Structured figure records

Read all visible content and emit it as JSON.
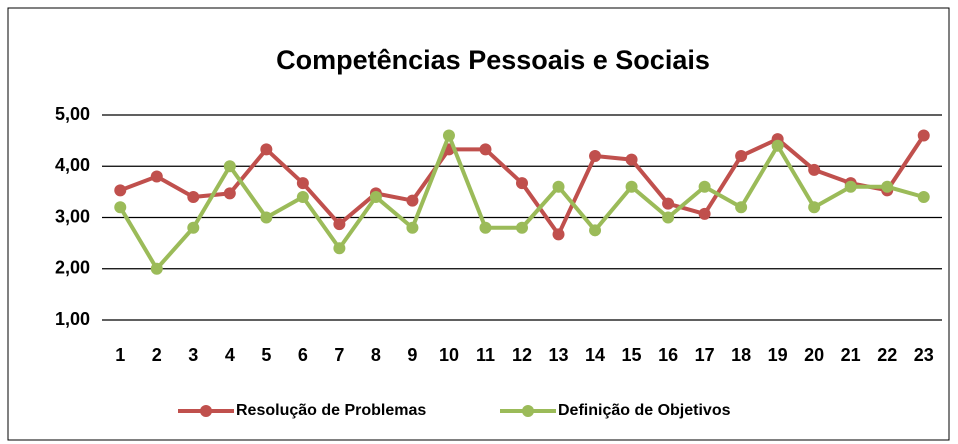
{
  "chart_data": {
    "type": "line",
    "title": "Competências Pessoais e Sociais",
    "categories": [
      "1",
      "2",
      "3",
      "4",
      "5",
      "6",
      "7",
      "8",
      "9",
      "10",
      "11",
      "12",
      "13",
      "14",
      "15",
      "16",
      "17",
      "18",
      "19",
      "20",
      "21",
      "22",
      "23"
    ],
    "series": [
      {
        "name": "Resolução de Problemas",
        "color": "#c0504d",
        "values": [
          3.53,
          3.8,
          3.4,
          3.47,
          4.33,
          3.67,
          2.87,
          3.47,
          3.33,
          4.33,
          4.33,
          3.67,
          2.67,
          4.2,
          4.13,
          3.27,
          3.07,
          4.2,
          4.53,
          3.93,
          3.67,
          3.53,
          4.6
        ]
      },
      {
        "name": "Definição de Objetivos",
        "color": "#9bbb59",
        "values": [
          3.2,
          2.0,
          2.8,
          4.0,
          3.0,
          3.4,
          2.4,
          3.4,
          2.8,
          4.6,
          2.8,
          2.8,
          3.6,
          2.75,
          3.6,
          3.0,
          3.6,
          3.2,
          4.4,
          3.2,
          3.6,
          3.6,
          3.4
        ]
      }
    ],
    "ylim": [
      1,
      5
    ],
    "yticks": [
      {
        "value": 1,
        "label": "1,00"
      },
      {
        "value": 2,
        "label": "2,00"
      },
      {
        "value": 3,
        "label": "3,00"
      },
      {
        "value": 4,
        "label": "4,00"
      },
      {
        "value": 5,
        "label": "5,00"
      }
    ],
    "grid": true,
    "legend": "bottom"
  }
}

> _Description of the task_: Please write out all the data again word for word, but not the pictures.

> _Solution to this exercise_:
Read all visible content and emit it as JSON.
{
  "chart_data": {
    "type": "line",
    "title": "Competências Pessoais e Sociais",
    "categories": [
      "1",
      "2",
      "3",
      "4",
      "5",
      "6",
      "7",
      "8",
      "9",
      "10",
      "11",
      "12",
      "13",
      "14",
      "15",
      "16",
      "17",
      "18",
      "19",
      "20",
      "21",
      "22",
      "23"
    ],
    "series": [
      {
        "name": "Resolução de Problemas",
        "color": "#c0504d",
        "values": [
          3.53,
          3.8,
          3.4,
          3.47,
          4.33,
          3.67,
          2.87,
          3.47,
          3.33,
          4.33,
          4.33,
          3.67,
          2.67,
          4.2,
          4.13,
          3.27,
          3.07,
          4.2,
          4.53,
          3.93,
          3.67,
          3.53,
          4.6
        ]
      },
      {
        "name": "Definição de Objetivos",
        "color": "#9bbb59",
        "values": [
          3.2,
          2.0,
          2.8,
          4.0,
          3.0,
          3.4,
          2.4,
          3.4,
          2.8,
          4.6,
          2.8,
          2.8,
          3.6,
          2.75,
          3.6,
          3.0,
          3.6,
          3.2,
          4.4,
          3.2,
          3.6,
          3.6,
          3.4
        ]
      }
    ],
    "ylim": [
      1,
      5
    ],
    "yticks": [
      {
        "value": 1,
        "label": "1,00"
      },
      {
        "value": 2,
        "label": "2,00"
      },
      {
        "value": 3,
        "label": "3,00"
      },
      {
        "value": 4,
        "label": "4,00"
      },
      {
        "value": 5,
        "label": "5,00"
      }
    ],
    "grid": true,
    "legend": "bottom"
  }
}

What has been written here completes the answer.